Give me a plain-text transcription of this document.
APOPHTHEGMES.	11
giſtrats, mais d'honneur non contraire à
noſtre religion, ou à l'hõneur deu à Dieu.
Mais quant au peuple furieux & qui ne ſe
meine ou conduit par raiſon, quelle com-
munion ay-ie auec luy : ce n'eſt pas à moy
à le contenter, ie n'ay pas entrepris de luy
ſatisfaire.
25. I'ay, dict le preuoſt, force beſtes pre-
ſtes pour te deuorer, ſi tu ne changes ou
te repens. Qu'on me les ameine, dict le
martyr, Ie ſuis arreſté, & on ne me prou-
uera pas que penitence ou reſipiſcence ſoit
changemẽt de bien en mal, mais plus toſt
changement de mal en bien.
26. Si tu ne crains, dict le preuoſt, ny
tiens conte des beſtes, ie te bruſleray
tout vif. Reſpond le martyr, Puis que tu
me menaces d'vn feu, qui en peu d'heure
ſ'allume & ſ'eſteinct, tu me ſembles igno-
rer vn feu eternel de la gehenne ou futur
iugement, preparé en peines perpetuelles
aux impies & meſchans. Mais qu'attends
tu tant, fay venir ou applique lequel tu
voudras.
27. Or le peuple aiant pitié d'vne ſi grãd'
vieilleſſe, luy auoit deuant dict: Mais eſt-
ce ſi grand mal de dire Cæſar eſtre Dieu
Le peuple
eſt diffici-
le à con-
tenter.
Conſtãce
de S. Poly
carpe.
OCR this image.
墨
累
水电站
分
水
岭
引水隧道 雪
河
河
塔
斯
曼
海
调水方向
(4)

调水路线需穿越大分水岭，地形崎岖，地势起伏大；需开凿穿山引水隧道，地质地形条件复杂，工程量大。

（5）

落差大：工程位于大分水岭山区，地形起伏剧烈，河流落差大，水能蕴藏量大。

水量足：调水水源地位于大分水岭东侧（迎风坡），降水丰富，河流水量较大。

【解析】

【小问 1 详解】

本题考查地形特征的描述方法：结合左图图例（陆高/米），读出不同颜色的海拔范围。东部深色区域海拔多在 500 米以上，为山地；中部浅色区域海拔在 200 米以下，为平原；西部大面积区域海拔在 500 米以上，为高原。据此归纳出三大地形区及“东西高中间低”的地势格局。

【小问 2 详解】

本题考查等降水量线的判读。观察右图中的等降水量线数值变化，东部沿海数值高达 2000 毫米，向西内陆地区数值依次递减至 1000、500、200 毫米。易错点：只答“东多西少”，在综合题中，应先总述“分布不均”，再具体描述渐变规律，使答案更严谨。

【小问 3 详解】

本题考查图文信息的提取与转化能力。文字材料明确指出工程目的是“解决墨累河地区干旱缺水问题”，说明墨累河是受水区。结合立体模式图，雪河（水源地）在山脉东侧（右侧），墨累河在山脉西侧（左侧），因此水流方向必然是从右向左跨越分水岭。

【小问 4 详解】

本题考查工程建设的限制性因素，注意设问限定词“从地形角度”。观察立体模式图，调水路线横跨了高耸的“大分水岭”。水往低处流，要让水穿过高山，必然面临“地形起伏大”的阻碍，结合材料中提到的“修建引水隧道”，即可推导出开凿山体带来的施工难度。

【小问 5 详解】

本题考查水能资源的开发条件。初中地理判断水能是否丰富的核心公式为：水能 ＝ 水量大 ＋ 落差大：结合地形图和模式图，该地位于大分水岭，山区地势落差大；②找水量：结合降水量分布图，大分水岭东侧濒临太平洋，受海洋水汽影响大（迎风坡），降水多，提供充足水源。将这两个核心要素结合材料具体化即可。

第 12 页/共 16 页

##########

* **JOB**: Nothing should be left out: return all of the records exactly.

* **WORKED ANSWER**:
Give me a plain-text transcription of this document.
APOPHTHEGMES.	11
giſtrats, mais d'honneur non contraire à
noſtre religion, ou à l'hõneur deu à Dieu.
Mais quant au peuple furieux & qui ne ſe
meine ou conduit par raiſon, quelle com-
munion ay-ie auec luy : ce n'eſt pas à moy
à le contenter, ie n'ay pas entrepris de luy
ſatisfaire.
25. I'ay, dict le preuoſt, force beſtes pre-
ſtes pour te deuorer, ſi tu ne changes ou
te repens. Qu'on me les ameine, dict le
martyr, Ie ſuis arreſté, & on ne me prou-
uera pas que penitence ou reſipiſcence ſoit
changemẽt de bien en mal, mais plus toſt
changement de mal en bien.
26. Si tu ne crains, dict le preuoſt, ny
tiens conte des beſtes, ie te bruſleray
tout vif. Reſpond le martyr, Puis que tu
me menaces d'vn feu, qui en peu d'heure
ſ'allume & ſ'eſteinct, tu me ſembles igno-
rer vn feu eternel de la gehenne ou futur
iugement, preparé en peines perpetuelles
aux impies & meſchans. Mais qu'attends
tu tant, fay venir ou applique lequel tu
voudras.
27. Or le peuple aiant pitié d'vne ſi grãd'
vieilleſſe, luy auoit deuant dict: Mais eſt-
ce ſi grand mal de dire Cæſar eſtre Dieu
Le peuple
eſt diffici-
le à con-
tenter.
Conſtãce
de S. Poly
carpe.
OCR this image.
墨
累
水电站
分
水
岭
引水隧道 雪
河
河
塔
斯
曼
海
调水方向
(4)

调水路线需穿越大分水岭，地形崎岖，地势起伏大；需开凿穿山引水隧道，地质地形条件复杂，工程量大。

（5）

落差大：工程位于大分水岭山区，地形起伏剧烈，河流落差大，水能蕴藏量大。

水量足：调水水源地位于大分水岭东侧（迎风坡），降水丰富，河流水量较大。

【解析】

【小问 1 详解】

本题考查地形特征的描述方法：结合左图图例（陆高/米），读出不同颜色的海拔范围。东部深色区域海拔多在 500 米以上，为山地；中部浅色区域海拔在 200 米以下，为平原；西部大面积区域海拔在 500 米以上，为高原。据此归纳出三大地形区及“东西高中间低”的地势格局。

【小问 2 详解】

本题考查等降水量线的判读。观察右图中的等降水量线数值变化，东部沿海数值高达 2000 毫米，向西内陆地区数值依次递减至 1000、500、200 毫米。易错点：只答“东多西少”，在综合题中，应先总述“分布不均”，再具体描述渐变规律，使答案更严谨。

【小问 3 详解】

本题考查图文信息的提取与转化能力。文字材料明确指出工程目的是“解决墨累河地区干旱缺水问题”，说明墨累河是受水区。结合立体模式图，雪河（水源地）在山脉东侧（右侧），墨累河在山脉西侧（左侧），因此水流方向必然是从右向左跨越分水岭。

【小问 4 详解】

本题考查工程建设的限制性因素，注意设问限定词“从地形角度”。观察立体模式图，调水路线横跨了高耸的“大分水岭”。水往低处流，要让水穿过高山，必然面临“地形起伏大”的阻碍，结合材料中提到的“修建引水隧道”，即可推导出开凿山体带来的施工难度。

【小问 5 详解】

本题考查水能资源的开发条件。初中地理判断水能是否丰富的核心公式为：水能 ＝ 水量大 ＋ 落差大：结合地形图和模式图，该地位于大分水岭，山区地势落差大；②找水量：结合降水量分布图，大分水岭东侧濒临太平洋，受海洋水汽影响大（迎风坡），降水多，提供充足水源。将这两个核心要素结合材料具体化即可。

第 12 页/共 16 页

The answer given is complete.